= Consigne A =
Renvoie chaque ligne des entrées qui contient la chaîne « Wednesday », en respectant la casse.

= Document source =
○ ○ ○
Entretien infini n° 5 avec Jean Pascal Dubost  
autour de son dernier livre,
Le Défait (Champ Vallon). 

Cet entretien fait partie de la série des Entretiens infinis menés avec Jean-Pascal Dubost 
Entretiens infinis (1, 2, 3, 4
On peut lire par ailleurs sur le site, la note de lecture qu’Antoine Emaz a consacré au livre Le Défait 
 
 
 
En préambule, quelques notes « en lisant » 
Un beau puzzle temporel, un livre inclassable dont le maître mot pourrait être régime, à condition de l’entendre comme régime d’un moteur, le moteur de l’écriture qui parfois ronronne (rarement), parfois patine (souvent), parfois s’emballe (magnifiquement !), cherchant le sang du rythme comme il est écrit quelque part. Le narrateur, est-ce Jean Pascal, est-ce son « personnage », est-ce une sorte de double avec faits de vie non vécus par JP, donc mi-fictif, mi-réel, créature hybride, comme est hybride le texte qui mêle une sorte de faux journal sur un temps d’isolement volontaire dans une vieille ferme familiale, occasion de se remémorer, mais sans trop y croire, plutôt sur le mode ironique, voire sarcastique, le temps de l’enfance et de la première adolescence, des poèmes, des listes, des ressassements sur écrire/ne pas écrire, etc. Il y a quelques belles cuites, il ya beaucoup de mélancolie, de rejet de soi-même, de solitude. (FT)

Entretien 

Florence Trocmé : il me semble que tu parles, plus ou moins, d’une décision, à l’orée de ce livre. Qu’est-ce que la décision en littérature ? Écrire, est-ce un acte volontaire ? Ou plus exactement quel est la part de l’engagement volontaire dans l’écriture ? (Tu dis par exemple « Il faut de la volonté pour écrire », p. 12) – car par ailleurs, plus loin, mais il est vrai que tu es alors plus avancé dans ton projet et as peut-être moins besoin d’auto-stimulant, tu écris aussi : « c’est ça, écrire : une paresse active » (61)
○ ○ ○
= Entrées fournies =
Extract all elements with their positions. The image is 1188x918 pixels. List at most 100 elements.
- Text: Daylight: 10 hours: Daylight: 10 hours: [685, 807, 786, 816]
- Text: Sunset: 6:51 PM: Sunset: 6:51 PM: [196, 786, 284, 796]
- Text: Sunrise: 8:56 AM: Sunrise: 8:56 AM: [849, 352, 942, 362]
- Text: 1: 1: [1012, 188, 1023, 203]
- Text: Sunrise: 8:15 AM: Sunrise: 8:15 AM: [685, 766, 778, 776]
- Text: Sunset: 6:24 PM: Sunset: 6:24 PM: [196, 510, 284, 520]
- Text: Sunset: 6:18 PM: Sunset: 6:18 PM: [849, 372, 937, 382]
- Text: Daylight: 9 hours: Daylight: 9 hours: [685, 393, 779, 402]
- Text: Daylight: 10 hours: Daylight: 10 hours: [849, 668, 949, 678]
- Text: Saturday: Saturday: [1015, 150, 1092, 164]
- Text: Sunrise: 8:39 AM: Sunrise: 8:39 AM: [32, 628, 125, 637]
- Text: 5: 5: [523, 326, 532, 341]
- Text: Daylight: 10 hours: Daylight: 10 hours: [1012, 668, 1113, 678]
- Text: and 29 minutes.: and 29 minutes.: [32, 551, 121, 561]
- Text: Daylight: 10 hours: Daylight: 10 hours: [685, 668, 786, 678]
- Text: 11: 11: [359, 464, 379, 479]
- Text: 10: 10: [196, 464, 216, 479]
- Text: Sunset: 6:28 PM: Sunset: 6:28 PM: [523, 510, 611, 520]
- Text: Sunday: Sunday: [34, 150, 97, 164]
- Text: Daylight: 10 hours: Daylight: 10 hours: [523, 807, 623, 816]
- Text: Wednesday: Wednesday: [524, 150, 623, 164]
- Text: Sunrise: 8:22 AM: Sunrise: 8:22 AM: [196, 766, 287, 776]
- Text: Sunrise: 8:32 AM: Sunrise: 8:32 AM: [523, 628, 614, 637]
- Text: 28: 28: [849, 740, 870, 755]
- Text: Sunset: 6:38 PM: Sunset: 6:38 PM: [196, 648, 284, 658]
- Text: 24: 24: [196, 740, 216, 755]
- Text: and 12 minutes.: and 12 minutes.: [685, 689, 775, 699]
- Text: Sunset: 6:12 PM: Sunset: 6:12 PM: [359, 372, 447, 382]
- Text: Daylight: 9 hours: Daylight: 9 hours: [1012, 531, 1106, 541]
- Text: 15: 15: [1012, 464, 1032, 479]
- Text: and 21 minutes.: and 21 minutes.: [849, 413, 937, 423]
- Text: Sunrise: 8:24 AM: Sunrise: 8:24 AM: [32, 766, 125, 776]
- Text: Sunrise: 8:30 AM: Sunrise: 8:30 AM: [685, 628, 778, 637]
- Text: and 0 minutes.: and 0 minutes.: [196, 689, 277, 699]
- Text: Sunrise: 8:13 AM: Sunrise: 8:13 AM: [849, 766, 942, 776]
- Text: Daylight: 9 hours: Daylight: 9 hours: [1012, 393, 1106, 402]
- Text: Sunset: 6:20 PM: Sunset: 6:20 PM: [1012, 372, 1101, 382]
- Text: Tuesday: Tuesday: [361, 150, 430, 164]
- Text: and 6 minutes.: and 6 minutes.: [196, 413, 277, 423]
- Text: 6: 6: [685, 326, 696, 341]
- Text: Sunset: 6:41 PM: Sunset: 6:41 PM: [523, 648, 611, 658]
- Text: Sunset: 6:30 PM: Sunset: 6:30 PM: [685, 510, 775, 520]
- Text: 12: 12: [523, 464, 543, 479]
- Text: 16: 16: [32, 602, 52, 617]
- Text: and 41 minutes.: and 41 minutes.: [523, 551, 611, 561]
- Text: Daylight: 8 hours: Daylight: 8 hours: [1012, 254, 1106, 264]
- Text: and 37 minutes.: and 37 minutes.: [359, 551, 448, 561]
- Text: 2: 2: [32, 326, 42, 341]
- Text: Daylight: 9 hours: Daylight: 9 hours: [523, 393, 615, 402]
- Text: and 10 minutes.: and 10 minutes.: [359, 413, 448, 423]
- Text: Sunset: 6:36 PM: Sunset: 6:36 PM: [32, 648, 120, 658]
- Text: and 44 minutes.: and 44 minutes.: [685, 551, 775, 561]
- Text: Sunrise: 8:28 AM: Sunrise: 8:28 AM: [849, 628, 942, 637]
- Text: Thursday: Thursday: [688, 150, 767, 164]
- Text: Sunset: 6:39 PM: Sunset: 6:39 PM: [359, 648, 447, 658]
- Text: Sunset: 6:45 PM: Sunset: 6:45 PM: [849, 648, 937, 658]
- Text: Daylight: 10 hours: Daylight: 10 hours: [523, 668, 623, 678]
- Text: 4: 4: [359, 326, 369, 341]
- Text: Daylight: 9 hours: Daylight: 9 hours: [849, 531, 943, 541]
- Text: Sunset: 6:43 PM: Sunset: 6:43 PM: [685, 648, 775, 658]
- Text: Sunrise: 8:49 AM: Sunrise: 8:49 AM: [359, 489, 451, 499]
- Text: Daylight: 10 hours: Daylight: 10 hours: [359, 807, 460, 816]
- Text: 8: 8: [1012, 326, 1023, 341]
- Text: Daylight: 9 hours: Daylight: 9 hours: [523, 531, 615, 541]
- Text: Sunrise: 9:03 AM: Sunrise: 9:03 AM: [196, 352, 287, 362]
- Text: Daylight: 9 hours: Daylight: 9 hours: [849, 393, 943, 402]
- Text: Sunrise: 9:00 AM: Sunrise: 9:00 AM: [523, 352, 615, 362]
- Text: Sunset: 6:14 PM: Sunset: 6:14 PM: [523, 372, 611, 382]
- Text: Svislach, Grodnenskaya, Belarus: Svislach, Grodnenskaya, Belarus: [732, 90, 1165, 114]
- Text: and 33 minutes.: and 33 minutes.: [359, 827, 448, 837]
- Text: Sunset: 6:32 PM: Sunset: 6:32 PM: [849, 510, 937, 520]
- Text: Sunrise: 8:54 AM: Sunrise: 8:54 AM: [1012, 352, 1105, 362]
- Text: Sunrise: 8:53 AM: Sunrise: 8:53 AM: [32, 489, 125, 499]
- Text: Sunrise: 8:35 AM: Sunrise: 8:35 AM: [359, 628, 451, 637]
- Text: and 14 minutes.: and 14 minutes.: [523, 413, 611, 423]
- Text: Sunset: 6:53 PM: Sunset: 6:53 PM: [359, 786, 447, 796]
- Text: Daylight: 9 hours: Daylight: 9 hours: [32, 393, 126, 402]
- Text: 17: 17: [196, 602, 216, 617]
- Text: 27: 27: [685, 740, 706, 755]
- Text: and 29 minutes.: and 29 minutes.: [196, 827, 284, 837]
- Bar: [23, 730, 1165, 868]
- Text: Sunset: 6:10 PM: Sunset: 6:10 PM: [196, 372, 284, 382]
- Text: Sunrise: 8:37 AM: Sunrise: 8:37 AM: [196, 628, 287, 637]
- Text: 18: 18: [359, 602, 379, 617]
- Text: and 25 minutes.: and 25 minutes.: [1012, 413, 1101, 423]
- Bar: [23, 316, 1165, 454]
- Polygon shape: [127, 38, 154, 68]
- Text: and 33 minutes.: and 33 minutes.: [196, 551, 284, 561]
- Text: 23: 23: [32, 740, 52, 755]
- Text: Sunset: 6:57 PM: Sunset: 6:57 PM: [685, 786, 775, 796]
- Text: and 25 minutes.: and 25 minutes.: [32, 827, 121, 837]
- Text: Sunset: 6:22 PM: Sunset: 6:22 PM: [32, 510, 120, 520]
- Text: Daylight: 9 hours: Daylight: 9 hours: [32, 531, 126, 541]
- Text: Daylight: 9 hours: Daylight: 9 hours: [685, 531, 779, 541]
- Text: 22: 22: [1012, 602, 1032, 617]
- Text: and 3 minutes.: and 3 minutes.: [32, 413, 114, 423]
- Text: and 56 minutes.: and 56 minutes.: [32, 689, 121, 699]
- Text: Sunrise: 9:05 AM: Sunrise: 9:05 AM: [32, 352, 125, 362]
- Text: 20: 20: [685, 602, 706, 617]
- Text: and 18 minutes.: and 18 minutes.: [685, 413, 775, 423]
○ ○ ○
= Consigne B =
Dans le document source, quel éditeur publie le livre Le Défait ?

= Résultat final A =
- Text: Wednesday: Wednesday: [524, 150, 623, 164]

= Résultat final B =
Champ Vallon.